* [Data shown]:
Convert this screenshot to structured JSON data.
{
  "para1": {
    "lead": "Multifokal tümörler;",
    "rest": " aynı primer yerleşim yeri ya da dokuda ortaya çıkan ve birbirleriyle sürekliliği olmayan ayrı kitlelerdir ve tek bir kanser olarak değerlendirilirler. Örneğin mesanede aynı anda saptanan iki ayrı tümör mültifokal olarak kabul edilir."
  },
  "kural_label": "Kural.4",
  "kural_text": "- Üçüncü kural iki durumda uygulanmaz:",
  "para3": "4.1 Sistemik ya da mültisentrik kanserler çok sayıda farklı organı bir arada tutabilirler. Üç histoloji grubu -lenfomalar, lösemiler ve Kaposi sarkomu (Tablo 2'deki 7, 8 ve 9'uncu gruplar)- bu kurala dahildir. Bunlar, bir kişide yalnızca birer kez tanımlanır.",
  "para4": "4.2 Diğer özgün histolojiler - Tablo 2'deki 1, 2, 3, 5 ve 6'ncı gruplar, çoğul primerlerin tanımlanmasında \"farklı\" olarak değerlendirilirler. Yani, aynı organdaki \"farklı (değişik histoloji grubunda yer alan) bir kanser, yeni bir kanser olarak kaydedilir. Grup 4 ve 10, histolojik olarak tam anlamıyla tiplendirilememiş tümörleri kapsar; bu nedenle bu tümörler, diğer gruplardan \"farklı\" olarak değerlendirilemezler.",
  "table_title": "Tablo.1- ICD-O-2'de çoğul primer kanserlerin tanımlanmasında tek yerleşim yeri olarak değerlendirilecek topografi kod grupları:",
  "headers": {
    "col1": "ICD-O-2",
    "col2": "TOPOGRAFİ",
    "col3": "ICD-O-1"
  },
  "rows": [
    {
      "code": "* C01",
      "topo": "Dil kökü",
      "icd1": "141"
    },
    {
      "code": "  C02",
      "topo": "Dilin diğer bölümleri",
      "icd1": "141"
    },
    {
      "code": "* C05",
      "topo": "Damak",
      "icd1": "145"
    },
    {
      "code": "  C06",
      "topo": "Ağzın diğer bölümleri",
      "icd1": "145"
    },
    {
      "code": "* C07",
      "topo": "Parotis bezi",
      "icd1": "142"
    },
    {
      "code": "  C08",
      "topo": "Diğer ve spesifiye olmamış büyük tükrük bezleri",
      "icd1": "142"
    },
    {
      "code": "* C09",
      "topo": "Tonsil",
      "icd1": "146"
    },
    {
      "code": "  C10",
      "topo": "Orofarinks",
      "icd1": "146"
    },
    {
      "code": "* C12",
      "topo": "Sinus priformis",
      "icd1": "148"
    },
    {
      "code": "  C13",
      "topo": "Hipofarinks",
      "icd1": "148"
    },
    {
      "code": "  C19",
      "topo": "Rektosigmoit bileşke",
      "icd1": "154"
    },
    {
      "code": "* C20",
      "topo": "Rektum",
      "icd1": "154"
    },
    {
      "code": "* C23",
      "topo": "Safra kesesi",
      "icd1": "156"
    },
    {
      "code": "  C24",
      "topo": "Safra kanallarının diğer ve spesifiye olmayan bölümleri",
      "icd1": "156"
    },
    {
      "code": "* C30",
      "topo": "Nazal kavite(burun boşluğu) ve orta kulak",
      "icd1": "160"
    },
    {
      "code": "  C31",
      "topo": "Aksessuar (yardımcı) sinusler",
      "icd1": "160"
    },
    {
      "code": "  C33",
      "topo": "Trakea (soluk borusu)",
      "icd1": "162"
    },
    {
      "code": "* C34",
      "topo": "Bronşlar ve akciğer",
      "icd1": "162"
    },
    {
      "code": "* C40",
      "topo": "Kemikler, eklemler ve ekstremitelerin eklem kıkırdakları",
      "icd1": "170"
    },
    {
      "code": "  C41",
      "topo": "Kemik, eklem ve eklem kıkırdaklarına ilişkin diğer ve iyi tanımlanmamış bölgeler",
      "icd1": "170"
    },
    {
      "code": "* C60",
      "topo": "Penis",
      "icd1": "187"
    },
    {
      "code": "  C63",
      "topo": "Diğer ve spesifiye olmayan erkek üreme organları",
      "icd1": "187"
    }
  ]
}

* [Direction]: Search the entries for the word "tümörler", then list each line that holds it.

* [Correct output]:
    "lead": "Multifokal tümörler;",
  "para4": "4.2 Diğer özgün histolojiler - Tablo 2'deki 1, 2, 3, 5 ve 6'ncı gruplar, çoğul primerlerin tanımlanmasında \"farklı\" olarak değerlendirilirler. Yani, aynı organdaki \"farklı (değişik histoloji grubunda yer alan) bir kanser, yeni bir kanser olarak kaydedilir. Grup 4 ve 10, histolojik olarak tam anlamıyla tiplendirilememiş tümörleri kapsar; bu nedenle bu tümörler, diğer gruplardan \"farklı\" olarak değerlendirilemezler.",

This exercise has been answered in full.